» PROBLEM TO WORK ON: Copy out all lines carrying the word "SRMTID".
begin RAW DATA
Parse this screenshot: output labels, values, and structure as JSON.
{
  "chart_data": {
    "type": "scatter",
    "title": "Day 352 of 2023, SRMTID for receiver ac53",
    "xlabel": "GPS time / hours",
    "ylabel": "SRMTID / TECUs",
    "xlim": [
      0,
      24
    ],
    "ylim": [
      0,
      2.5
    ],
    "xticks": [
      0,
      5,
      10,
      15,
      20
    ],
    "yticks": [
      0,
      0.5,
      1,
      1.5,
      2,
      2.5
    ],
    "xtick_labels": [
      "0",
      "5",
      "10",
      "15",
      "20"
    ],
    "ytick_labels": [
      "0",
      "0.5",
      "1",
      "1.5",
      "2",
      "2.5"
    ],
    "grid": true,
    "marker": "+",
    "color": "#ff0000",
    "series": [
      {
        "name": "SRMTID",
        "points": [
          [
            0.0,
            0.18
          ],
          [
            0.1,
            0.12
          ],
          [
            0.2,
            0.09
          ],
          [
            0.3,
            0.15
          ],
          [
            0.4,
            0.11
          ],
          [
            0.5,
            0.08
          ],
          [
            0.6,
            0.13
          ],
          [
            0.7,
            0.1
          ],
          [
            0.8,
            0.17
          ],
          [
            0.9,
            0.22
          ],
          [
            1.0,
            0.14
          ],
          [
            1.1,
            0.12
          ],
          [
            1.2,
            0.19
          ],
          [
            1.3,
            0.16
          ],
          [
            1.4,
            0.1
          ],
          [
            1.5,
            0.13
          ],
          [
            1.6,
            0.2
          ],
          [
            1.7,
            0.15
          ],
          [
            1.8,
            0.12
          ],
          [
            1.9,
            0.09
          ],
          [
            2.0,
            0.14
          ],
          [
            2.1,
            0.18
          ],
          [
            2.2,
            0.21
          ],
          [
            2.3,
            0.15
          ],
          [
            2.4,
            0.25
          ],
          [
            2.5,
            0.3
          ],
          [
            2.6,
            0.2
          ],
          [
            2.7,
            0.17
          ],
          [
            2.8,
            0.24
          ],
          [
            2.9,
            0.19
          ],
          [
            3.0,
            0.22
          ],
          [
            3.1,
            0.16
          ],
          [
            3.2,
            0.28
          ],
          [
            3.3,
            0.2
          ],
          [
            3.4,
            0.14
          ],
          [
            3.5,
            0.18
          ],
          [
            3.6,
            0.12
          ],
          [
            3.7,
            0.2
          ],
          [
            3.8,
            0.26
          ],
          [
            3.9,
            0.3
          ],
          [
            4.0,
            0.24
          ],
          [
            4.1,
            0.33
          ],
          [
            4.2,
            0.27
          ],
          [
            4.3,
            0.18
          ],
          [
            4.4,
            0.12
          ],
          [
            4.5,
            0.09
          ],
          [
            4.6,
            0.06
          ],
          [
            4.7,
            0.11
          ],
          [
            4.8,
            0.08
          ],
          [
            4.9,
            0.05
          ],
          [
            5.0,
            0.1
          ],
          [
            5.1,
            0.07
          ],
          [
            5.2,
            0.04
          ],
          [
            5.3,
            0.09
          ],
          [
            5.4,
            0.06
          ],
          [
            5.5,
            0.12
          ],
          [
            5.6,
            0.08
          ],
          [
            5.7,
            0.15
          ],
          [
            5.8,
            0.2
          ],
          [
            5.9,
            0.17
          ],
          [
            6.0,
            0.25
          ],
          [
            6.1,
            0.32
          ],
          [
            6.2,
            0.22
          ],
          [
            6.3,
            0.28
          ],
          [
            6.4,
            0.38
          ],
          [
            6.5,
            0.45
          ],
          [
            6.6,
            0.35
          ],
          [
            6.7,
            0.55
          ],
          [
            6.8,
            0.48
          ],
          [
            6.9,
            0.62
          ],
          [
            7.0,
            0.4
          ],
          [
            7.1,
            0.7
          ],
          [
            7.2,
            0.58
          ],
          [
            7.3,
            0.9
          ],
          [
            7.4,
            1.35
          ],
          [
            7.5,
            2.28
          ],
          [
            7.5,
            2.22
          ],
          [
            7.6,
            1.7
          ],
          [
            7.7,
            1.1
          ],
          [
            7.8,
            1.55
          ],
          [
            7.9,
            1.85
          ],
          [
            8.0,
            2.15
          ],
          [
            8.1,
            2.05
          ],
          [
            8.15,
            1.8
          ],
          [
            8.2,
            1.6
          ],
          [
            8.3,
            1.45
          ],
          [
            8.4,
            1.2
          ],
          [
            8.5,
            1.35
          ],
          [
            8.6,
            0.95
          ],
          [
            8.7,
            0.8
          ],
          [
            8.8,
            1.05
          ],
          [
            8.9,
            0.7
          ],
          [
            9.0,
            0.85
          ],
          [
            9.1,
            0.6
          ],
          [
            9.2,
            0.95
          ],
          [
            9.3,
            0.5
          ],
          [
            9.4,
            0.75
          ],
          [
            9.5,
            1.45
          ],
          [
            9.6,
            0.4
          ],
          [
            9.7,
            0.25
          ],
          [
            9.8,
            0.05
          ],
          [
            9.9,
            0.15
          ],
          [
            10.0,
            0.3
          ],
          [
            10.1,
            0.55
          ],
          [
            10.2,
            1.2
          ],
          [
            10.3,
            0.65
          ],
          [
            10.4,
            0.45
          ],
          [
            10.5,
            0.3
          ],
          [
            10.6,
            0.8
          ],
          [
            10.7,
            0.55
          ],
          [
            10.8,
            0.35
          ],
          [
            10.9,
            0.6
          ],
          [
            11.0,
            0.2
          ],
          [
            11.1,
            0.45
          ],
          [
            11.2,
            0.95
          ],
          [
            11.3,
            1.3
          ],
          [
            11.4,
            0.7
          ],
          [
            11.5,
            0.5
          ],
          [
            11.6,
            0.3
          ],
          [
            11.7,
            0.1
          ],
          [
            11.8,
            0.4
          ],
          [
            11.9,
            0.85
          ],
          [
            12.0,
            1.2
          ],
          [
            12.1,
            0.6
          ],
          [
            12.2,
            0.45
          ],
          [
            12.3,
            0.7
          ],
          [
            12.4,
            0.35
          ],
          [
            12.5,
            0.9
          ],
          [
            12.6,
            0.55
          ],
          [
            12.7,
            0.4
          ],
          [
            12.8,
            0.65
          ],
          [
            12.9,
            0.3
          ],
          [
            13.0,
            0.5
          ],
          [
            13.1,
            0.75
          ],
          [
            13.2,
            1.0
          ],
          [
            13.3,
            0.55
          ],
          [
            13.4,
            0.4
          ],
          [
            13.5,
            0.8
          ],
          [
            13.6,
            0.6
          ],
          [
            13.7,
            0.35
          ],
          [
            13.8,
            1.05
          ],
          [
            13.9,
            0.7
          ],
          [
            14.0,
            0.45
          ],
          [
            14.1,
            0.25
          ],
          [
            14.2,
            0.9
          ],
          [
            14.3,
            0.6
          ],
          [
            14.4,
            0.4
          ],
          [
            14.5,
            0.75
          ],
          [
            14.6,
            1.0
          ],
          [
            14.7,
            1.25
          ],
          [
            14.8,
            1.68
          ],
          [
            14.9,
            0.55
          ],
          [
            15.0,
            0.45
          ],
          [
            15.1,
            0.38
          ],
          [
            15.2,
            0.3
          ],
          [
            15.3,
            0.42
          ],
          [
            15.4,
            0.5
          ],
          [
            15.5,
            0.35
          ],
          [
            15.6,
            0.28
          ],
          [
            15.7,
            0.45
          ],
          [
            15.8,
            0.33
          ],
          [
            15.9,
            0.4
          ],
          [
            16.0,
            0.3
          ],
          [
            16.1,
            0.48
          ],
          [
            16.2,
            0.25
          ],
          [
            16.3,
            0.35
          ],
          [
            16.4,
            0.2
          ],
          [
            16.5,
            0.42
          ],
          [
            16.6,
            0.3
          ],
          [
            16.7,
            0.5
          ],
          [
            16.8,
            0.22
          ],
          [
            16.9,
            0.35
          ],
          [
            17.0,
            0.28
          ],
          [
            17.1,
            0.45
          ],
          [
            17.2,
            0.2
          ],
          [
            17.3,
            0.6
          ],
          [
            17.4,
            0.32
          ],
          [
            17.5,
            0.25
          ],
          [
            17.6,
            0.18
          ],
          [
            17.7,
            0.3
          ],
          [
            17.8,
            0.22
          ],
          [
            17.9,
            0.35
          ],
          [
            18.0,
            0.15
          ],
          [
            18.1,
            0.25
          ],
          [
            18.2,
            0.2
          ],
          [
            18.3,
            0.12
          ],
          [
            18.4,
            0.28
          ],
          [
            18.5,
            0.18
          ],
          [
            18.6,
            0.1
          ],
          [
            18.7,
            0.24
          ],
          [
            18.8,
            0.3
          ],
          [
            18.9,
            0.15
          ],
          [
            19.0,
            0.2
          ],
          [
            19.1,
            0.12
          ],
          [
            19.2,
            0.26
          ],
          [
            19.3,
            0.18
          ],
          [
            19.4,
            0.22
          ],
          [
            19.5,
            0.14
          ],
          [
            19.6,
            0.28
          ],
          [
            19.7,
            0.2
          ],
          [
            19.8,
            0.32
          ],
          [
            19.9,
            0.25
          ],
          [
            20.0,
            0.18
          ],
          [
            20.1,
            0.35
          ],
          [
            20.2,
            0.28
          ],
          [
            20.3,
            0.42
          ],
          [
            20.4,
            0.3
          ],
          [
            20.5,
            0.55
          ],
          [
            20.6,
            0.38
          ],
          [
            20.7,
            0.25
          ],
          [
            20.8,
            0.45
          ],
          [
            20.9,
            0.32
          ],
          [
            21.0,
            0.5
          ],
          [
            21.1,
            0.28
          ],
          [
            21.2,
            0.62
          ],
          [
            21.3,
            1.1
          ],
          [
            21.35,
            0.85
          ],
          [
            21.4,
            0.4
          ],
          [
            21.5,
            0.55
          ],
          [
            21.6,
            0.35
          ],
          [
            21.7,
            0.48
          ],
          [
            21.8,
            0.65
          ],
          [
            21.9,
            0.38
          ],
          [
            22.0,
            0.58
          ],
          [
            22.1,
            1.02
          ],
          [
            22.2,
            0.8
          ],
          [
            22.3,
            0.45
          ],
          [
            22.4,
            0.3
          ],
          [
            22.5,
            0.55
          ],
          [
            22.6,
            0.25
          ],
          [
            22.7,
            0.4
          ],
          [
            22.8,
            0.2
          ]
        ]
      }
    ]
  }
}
end RAW DATA
» EXERCISE SOLUTION:
    "title": "Day 352 of 2023, SRMTID for receiver ac53",
    "ylabel": "SRMTID / TECUs",
        "name": "SRMTID",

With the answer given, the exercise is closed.